**EXERCISE INSTRUCTIONS:**
Express each line of the records below as a JSON list of strings, one string per line, with blank lines left out.

**PROVIDED DATA:**
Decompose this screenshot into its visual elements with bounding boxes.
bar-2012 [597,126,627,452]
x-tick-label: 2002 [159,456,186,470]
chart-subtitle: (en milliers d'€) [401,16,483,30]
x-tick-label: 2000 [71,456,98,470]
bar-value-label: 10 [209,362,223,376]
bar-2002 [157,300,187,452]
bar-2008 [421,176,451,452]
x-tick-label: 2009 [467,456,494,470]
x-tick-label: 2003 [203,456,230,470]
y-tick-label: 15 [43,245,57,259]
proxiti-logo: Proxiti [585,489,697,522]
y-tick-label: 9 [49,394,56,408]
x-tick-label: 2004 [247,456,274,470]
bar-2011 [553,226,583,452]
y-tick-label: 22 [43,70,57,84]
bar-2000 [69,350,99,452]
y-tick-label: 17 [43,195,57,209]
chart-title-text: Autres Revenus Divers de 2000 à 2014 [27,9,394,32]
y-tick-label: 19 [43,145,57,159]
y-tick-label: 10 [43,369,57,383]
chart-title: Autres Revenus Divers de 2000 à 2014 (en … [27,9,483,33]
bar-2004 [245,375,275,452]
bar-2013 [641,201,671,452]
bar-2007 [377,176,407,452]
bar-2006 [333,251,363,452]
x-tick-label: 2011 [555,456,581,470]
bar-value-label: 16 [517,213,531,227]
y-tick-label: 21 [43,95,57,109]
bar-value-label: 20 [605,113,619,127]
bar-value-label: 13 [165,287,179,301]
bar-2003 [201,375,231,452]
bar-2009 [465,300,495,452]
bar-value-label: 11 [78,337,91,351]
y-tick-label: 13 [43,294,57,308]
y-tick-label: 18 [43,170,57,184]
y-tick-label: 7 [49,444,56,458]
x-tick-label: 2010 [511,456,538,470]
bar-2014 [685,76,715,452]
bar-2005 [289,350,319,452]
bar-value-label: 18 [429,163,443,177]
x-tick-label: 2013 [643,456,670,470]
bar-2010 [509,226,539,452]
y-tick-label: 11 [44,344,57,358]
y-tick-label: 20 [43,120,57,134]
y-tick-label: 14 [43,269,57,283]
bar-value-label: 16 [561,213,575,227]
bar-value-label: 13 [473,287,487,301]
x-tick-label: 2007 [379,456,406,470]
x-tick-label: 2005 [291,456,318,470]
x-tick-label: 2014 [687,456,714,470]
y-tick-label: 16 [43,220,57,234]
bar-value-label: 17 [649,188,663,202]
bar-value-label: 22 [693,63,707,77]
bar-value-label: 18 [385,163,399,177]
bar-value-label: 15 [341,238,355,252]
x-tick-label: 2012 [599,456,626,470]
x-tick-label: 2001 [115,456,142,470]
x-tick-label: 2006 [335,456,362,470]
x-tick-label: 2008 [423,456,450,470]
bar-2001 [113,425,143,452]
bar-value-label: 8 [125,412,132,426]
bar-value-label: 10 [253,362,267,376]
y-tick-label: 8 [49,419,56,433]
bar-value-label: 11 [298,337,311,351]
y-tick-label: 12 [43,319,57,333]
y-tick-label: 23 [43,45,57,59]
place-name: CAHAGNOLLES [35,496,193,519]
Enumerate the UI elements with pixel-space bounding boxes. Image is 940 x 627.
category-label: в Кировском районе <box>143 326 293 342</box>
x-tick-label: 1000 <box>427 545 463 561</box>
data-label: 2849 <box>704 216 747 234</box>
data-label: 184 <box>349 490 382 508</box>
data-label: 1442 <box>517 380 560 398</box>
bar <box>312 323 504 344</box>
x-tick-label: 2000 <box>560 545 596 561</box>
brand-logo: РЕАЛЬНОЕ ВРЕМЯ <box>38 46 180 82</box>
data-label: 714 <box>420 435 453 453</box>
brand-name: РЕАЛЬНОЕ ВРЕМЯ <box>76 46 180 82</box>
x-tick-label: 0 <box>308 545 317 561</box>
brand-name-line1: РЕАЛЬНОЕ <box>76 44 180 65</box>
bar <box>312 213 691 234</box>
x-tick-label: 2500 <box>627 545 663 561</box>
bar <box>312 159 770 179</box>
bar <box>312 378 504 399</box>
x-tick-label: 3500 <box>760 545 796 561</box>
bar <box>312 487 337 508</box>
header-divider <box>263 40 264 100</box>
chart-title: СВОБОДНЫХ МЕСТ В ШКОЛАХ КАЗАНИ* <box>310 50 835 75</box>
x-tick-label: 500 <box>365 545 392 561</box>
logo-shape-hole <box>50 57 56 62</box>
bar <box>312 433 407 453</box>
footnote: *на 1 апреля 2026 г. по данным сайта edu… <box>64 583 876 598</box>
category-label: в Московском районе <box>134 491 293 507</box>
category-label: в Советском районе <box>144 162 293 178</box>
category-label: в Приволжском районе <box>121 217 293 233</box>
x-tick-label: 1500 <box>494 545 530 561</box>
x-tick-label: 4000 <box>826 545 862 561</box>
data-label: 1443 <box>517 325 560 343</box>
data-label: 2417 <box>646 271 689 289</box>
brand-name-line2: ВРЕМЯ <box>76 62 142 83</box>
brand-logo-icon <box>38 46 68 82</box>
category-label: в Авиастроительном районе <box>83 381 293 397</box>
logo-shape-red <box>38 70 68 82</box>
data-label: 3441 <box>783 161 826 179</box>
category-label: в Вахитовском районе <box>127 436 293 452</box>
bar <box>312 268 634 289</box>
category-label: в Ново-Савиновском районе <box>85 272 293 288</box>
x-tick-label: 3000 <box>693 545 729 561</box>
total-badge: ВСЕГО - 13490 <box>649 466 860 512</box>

**OUTPUT:**
[
  "Decompose this screenshot into its visual elements with bounding boxes.",
  "bar-2012 [597,126,627,452]",
  "x-tick-label: 2002 [159,456,186,470]",
  "chart-subtitle: (en milliers d'€) [401,16,483,30]",
  "x-tick-label: 2000 [71,456,98,470]",
  "bar-value-label: 10 [209,362,223,376]",
  "bar-2002 [157,300,187,452]",
  "bar-2008 [421,176,451,452]",
  "x-tick-label: 2009 [467,456,494,470]",
  "x-tick-label: 2003 [203,456,230,470]",
  "y-tick-label: 15 [43,245,57,259]",
  "proxiti-logo: Proxiti [585,489,697,522]",
  "y-tick-label: 9 [49,394,56,408]",
  "x-tick-label: 2004 [247,456,274,470]",
  "bar-2011 [553,226,583,452]",
  "y-tick-label: 22 [43,70,57,84]",
  "bar-2000 [69,350,99,452]",
  "y-tick-label: 17 [43,195,57,209]",
  "chart-title-text: Autres Revenus Divers de 2000 à 2014 [27,9,394,32]",
  "y-tick-label: 19 [43,145,57,159]",
  "y-tick-label: 10 [43,369,57,383]",
  "chart-title: Autres Revenus Divers de 2000 à 2014 (en … [27,9,483,33]",
  "bar-2004 [245,375,275,452]",
  "bar-2013 [641,201,671,452]",
  "bar-2007 [377,176,407,452]",
  "bar-2006 [333,251,363,452]",
  "x-tick-label: 2011 [555,456,581,470]",
  "bar-value-label: 16 [517,213,531,227]",
  "y-tick-label: 21 [43,95,57,109]",
  "bar-value-label: 20 [605,113,619,127]",
  "bar-value-label: 13 [165,287,179,301]",
  "bar-2003 [201,375,231,452]",
  "bar-2009 [465,300,495,452]",
  "bar-value-label: 11 [78,337,91,351]",
  "y-tick-label: 13 [43,294,57,308]",
  "y-tick-label: 18 [43,170,57,184]",
  "y-tick-label: 7 [49,444,56,458]",
  "x-tick-label: 2010 [511,456,538,470]",
  "bar-2014 [685,76,715,452]",
  "bar-2005 [289,350,319,452]",
  "bar-value-label: 18 [429,163,443,177]",
  "x-tick-label: 2013 [643,456,670,470]",
  "bar-2010 [509,226,539,452]",
  "y-tick-label: 11 [44,344,57,358]",
  "y-tick-label: 20 [43,120,57,134]",
  "y-tick-label: 14 [43,269,57,283]",
  "bar-value-label: 16 [561,213,575,227]",
  "bar-value-label: 13 [473,287,487,301]",
  "x-tick-label: 2007 [379,456,406,470]",
  "x-tick-label: 2005 [291,456,318,470]",
  "x-tick-label: 2014 [687,456,714,470]",
  "y-tick-label: 16 [43,220,57,234]",
  "bar-value-label: 17 [649,188,663,202]",
  "bar-value-label: 22 [693,63,707,77]",
  "bar-value-label: 18 [385,163,399,177]",
  "bar-value-label: 15 [341,238,355,252]",
  "x-tick-label: 2012 [599,456,626,470]",
  "x-tick-label: 2001 [115,456,142,470]",
  "x-tick-label: 2006 [335,456,362,470]",
  "x-tick-label: 2008 [423,456,450,470]",
  "bar-2001 [113,425,143,452]",
  "bar-value-label: 8 [125,412,132,426]",
  "bar-value-label: 10 [253,362,267,376]",
  "y-tick-label: 8 [49,419,56,433]",
  "bar-value-label: 11 [298,337,311,351]",
  "y-tick-label: 12 [43,319,57,333]",
  "y-tick-label: 23 [43,45,57,59]",
  "place-name: CAHAGNOLLES [35,496,193,519]",
  "Enumerate the UI elements with pixel-space bounding boxes. Image is 940 x 627.",
  "category-label: в Кировском районе <box>143 326 293 342</box>",
  "x-tick-label: 1000 <box>427 545 463 561</box>",
  "data-label: 2849 <box>704 216 747 234</box>",
  "data-label: 184 <box>349 490 382 508</box>",
  "data-label: 1442 <box>517 380 560 398</box>",
  "bar <box>312 323 504 344</box>",
  "x-tick-label: 2000 <box>560 545 596 561</box>",
  "brand-logo: РЕАЛЬНОЕ ВРЕМЯ <box>38 46 180 82</box>",
  "data-label: 714 <box>420 435 453 453</box>",
  "brand-name: РЕАЛЬНОЕ ВРЕМЯ <box>76 46 180 82</box>",
  "x-tick-label: 0 <box>308 545 317 561</box>",
  "brand-name-line1: РЕАЛЬНОЕ <box>76 44 180 65</box>",
  "bar <box>312 213 691 234</box>",
  "x-tick-label: 2500 <box>627 545 663 561</box>",
  "bar <box>312 159 770 179</box>",
  "bar <box>312 378 504 399</box>",
  "x-tick-label: 3500 <box>760 545 796 561</box>",
  "bar <box>312 487 337 508</box>",
  "header-divider <box>263 40 264 100</box>",
  "chart-title: СВОБОДНЫХ МЕСТ В ШКОЛАХ КАЗАНИ* <box>310 50 835 75</box>",
  "x-tick-label: 500 <box>365 545 392 561</box>",
  "logo-shape-hole <box>50 57 56 62</box>",
  "bar <box>312 433 407 453</box>",
  "footnote: *на 1 апреля 2026 г. по данным сайта edu… <box>64 583 876 598</box>",
  "category-label: в Московском районе <box>134 491 293 507</box>",
  "category-label: в Советском районе <box>144 162 293 178</box>",
  "category-label: в Приволжском районе <box>121 217 293 233</box>",
  "x-tick-label: 1500 <box>494 545 530 561</box>",
  "x-tick-label: 4000 <box>826 545 862 561</box>",
  "data-label: 1443 <box>517 325 560 343</box>",
  "data-label: 2417 <box>646 271 689 289</box>",
  "brand-name-line2: ВРЕМЯ <box>76 62 142 83</box>",
  "brand-logo-icon <box>38 46 68 82</box>",
  "category-label: в Авиастроительном районе <box>83 381 293 397</box>",
  "logo-shape-red <box>38 70 68 82</box>",
  "data-label: 3441 <box>783 161 826 179</box>",
  "category-label: в Вахитовском районе <box>127 436 293 452</box>",
  "bar <box>312 268 634 289</box>",
  "category-label: в Ново-Савиновском районе <box>85 272 293 288</box>",
  "x-tick-label: 3000 <box>693 545 729 561</box>",
  "total-badge: ВСЕГО - 13490 <box>649 466 860 512</box>"
]